BRIEF.
Return each entry exactly, omitting nothing.

MATERIAL PROVIDED.
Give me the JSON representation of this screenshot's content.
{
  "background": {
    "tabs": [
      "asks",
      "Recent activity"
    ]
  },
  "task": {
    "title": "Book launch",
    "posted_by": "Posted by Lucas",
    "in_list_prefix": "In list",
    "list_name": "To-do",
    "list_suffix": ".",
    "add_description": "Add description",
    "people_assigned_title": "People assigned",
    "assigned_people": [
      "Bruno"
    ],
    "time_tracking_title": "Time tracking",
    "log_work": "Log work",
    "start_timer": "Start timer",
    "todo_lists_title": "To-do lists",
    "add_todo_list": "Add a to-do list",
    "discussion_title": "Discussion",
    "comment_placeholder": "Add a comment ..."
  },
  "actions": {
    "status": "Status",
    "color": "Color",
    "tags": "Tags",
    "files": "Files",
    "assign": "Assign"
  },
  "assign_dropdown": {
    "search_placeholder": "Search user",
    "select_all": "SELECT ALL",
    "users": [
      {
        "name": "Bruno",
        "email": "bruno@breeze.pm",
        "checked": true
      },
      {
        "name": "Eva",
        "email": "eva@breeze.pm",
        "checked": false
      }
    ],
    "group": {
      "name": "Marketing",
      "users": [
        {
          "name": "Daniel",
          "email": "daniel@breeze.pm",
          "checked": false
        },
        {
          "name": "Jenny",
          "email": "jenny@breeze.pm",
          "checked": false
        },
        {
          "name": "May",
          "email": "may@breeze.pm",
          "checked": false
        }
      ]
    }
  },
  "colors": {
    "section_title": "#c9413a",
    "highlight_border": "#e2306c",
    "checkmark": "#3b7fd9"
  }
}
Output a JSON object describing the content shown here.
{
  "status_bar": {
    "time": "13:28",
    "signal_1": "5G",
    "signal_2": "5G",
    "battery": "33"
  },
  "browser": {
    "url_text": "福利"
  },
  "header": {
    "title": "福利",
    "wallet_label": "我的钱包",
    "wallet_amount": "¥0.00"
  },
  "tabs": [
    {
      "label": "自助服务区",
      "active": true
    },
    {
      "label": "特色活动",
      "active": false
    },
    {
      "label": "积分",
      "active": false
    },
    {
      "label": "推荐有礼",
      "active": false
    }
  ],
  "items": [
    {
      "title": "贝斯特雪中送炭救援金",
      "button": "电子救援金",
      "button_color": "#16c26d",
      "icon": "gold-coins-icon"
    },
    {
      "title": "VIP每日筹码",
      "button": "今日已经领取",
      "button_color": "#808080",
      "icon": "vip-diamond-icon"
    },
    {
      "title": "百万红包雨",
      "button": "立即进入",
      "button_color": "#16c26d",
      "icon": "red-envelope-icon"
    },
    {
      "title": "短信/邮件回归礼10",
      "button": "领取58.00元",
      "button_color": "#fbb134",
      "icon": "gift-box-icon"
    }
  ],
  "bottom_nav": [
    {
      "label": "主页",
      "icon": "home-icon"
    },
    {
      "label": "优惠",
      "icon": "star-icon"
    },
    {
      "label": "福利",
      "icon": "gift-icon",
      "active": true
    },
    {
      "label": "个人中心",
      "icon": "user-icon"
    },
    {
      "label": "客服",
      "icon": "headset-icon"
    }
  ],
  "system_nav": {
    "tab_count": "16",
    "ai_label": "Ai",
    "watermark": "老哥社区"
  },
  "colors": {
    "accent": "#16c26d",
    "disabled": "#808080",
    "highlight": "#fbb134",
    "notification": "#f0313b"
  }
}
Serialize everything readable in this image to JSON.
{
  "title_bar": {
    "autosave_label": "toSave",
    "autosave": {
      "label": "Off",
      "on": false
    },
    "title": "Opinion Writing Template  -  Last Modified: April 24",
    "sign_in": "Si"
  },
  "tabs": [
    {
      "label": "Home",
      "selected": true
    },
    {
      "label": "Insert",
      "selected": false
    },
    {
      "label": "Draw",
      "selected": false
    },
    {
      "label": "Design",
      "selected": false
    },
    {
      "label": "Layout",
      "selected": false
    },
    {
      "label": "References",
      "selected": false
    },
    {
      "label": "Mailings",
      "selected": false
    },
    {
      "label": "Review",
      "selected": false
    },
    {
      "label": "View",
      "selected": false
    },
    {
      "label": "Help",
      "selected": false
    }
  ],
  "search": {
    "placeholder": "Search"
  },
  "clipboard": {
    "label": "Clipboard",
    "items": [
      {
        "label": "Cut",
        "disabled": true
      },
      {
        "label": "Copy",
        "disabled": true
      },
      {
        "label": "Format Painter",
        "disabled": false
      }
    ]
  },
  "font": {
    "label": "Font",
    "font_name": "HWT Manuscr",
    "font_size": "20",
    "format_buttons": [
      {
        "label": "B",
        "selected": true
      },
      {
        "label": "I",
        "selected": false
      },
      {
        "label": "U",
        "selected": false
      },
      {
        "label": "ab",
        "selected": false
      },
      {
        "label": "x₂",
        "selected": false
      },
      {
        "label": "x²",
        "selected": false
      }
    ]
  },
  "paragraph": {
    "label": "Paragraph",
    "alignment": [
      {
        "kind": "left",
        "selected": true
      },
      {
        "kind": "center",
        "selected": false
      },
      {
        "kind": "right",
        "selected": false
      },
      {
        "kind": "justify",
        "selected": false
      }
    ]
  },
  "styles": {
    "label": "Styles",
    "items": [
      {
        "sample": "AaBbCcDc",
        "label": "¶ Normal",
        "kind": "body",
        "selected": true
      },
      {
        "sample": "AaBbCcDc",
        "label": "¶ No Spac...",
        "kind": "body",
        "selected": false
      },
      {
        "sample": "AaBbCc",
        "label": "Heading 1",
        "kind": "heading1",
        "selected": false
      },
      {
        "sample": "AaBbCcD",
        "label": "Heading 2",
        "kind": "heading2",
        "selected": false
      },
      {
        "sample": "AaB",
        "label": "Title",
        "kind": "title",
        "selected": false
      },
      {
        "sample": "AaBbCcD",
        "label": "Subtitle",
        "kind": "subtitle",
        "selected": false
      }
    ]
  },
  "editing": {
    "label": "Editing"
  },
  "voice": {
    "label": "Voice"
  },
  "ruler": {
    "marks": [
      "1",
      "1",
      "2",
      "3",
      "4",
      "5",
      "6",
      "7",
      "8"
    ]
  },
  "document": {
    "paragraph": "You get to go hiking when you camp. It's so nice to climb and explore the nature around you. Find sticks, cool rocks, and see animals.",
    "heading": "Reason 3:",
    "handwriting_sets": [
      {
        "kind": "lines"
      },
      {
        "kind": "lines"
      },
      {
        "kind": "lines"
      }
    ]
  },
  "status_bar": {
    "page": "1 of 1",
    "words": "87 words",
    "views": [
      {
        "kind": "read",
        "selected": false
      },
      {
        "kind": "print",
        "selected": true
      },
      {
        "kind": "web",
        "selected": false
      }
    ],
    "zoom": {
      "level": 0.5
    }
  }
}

SOLUTION BELOW.
Give me the JSON representation of this screenshot's content.
{
  "background": {
    "tabs": [
      "asks",
      "Recent activity"
    ]
  },
  "task": {
    "title": "Book launch",
    "posted_by": "Posted by Lucas",
    "in_list_prefix": "In list",
    "list_name": "To-do",
    "list_suffix": ".",
    "add_description": "Add description",
    "people_assigned_title": "People assigned",
    "assigned_people": [
      "Bruno"
    ],
    "time_tracking_title": "Time tracking",
    "log_work": "Log work",
    "start_timer": "Start timer",
    "todo_lists_title": "To-do lists",
    "add_todo_list": "Add a to-do list",
    "discussion_title": "Discussion",
    "comment_placeholder": "Add a comment ..."
  },
  "actions": {
    "status": "Status",
    "color": "Color",
    "tags": "Tags",
    "files": "Files",
    "assign": "Assign"
  },
  "assign_dropdown": {
    "search_placeholder": "Search user",
    "select_all": "SELECT ALL",
    "users": [
      {
        "name": "Bruno",
        "email": "bruno@breeze.pm",
        "checked": true
      },
      {
        "name": "Eva",
        "email": "eva@breeze.pm",
        "checked": false
      }
    ],
    "group": {
      "name": "Marketing",
      "users": [
        {
          "name": "Daniel",
          "email": "daniel@breeze.pm",
          "checked": false
        },
        {
          "name": "Jenny",
          "email": "jenny@breeze.pm",
          "checked": false
        },
        {
          "name": "May",
          "email": "may@breeze.pm",
          "checked": false
        }
      ]
    }
  },
  "colors": {
    "section_title": "#c9413a",
    "highlight_border": "#e2306c",
    "checkmark": "#3b7fd9"
  }
}
Output a JSON object describing the content shown here.
{
  "status_bar": {
    "time": "13:28",
    "signal_1": "5G",
    "signal_2": "5G",
    "battery": "33"
  },
  "browser": {
    "url_text": "福利"
  },
  "header": {
    "title": "福利",
    "wallet_label": "我的钱包",
    "wallet_amount": "¥0.00"
  },
  "tabs": [
    {
      "label": "自助服务区",
      "active": true
    },
    {
      "label": "特色活动",
      "active": false
    },
    {
      "label": "积分",
      "active": false
    },
    {
      "label": "推荐有礼",
      "active": false
    }
  ],
  "items": [
    {
      "title": "贝斯特雪中送炭救援金",
      "button": "电子救援金",
      "button_color": "#16c26d",
      "icon": "gold-coins-icon"
    },
    {
      "title": "VIP每日筹码",
      "button": "今日已经领取",
      "button_color": "#808080",
      "icon": "vip-diamond-icon"
    },
    {
      "title": "百万红包雨",
      "button": "立即进入",
      "button_color": "#16c26d",
      "icon": "red-envelope-icon"
    },
    {
      "title": "短信/邮件回归礼10",
      "button": "领取58.00元",
      "button_color": "#fbb134",
      "icon": "gift-box-icon"
    }
  ],
  "bottom_nav": [
    {
      "label": "主页",
      "icon": "home-icon"
    },
    {
      "label": "优惠",
      "icon": "star-icon"
    },
    {
      "label": "福利",
      "icon": "gift-icon",
      "active": true
    },
    {
      "label": "个人中心",
      "icon": "user-icon"
    },
    {
      "label": "客服",
      "icon": "headset-icon"
    }
  ],
  "system_nav": {
    "tab_count": "16",
    "ai_label": "Ai",
    "watermark": "老哥社区"
  },
  "colors": {
    "accent": "#16c26d",
    "disabled": "#808080",
    "highlight": "#fbb134",
    "notification": "#f0313b"
  }
}
Serialize everything readable in this image to JSON.
{
  "title_bar": {
    "autosave_label": "toSave",
    "autosave": {
      "label": "Off",
      "on": false
    },
    "title": "Opinion Writing Template  -  Last Modified: April 24",
    "sign_in": "Si"
  },
  "tabs": [
    {
      "label": "Home",
      "selected": true
    },
    {
      "label": "Insert",
      "selected": false
    },
    {
      "label": "Draw",
      "selected": false
    },
    {
      "label": "Design",
      "selected": false
    },
    {
      "label": "Layout",
      "selected": false
    },
    {
      "label": "References",
      "selected": false
    },
    {
      "label": "Mailings",
      "selected": false
    },
    {
      "label": "Review",
      "selected": false
    },
    {
      "label": "View",
      "selected": false
    },
    {
      "label": "Help",
      "selected": false
    }
  ],
  "search": {
    "placeholder": "Search"
  },
  "clipboard": {
    "label": "Clipboard",
    "items": [
      {
        "label": "Cut",
        "disabled": true
      },
      {
        "label": "Copy",
        "disabled": true
      },
      {
        "label": "Format Painter",
        "disabled": false
      }
    ]
  },
  "font": {
    "label": "Font",
    "font_name": "HWT Manuscr",
    "font_size": "20",
    "format_buttons": [
      {
        "label": "B",
        "selected": true
      },
      {
        "label": "I",
        "selected": false
      },
      {
        "label": "U",
        "selected": false
      },
      {
        "label": "ab",
        "selected": false
      },
      {
        "label": "x₂",
        "selected": false
      },
      {
        "label": "x²",
        "selected": false
      }
    ]
  },
  "paragraph": {
    "label": "Paragraph",
    "alignment": [
      {
        "kind": "left",
        "selected": true
      },
      {
        "kind": "center",
        "selected": false
      },
      {
        "kind": "right",
        "selected": false
      },
      {
        "kind": "justify",
        "selected": false
      }
    ]
  },
  "styles": {
    "label": "Styles",
    "items": [
      {
        "sample": "AaBbCcDc",
        "label": "¶ Normal",
        "kind": "body",
        "selected": true
      },
      {
        "sample": "AaBbCcDc",
        "label": "¶ No Spac...",
        "kind": "body",
        "selected": false
      },
      {
        "sample": "AaBbCc",
        "label": "Heading 1",
        "kind": "heading1",
        "selected": false
      },
      {
        "sample": "AaBbCcD",
        "label": "Heading 2",
        "kind": "heading2",
        "selected": false
      },
      {
        "sample": "AaB",
        "label": "Title",
        "kind": "title",
        "selected": false
      },
      {
        "sample": "AaBbCcD",
        "label": "Subtitle",
        "kind": "subtitle",
        "selected": false
      }
    ]
  },
  "editing": {
    "label": "Editing"
  },
  "voice": {
    "label": "Voice"
  },
  "ruler": {
    "marks": [
      "1",
      "1",
      "2",
      "3",
      "4",
      "5",
      "6",
      "7",
      "8"
    ]
  },
  "document": {
    "paragraph": "You get to go hiking when you camp. It's so nice to climb and explore the nature around you. Find sticks, cool rocks, and see animals.",
    "heading": "Reason 3:",
    "handwriting_sets": [
      {
        "kind": "lines"
      },
      {
        "kind": "lines"
      },
      {
        "kind": "lines"
      }
    ]
  },
  "status_bar": {
    "page": "1 of 1",
    "words": "87 words",
    "views": [
      {
        "kind": "read",
        "selected": false
      },
      {
        "kind": "print",
        "selected": true
      },
      {
        "kind": "web",
        "selected": false
      }
    ],
    "zoom": {
      "level": 0.5
    }
  }
}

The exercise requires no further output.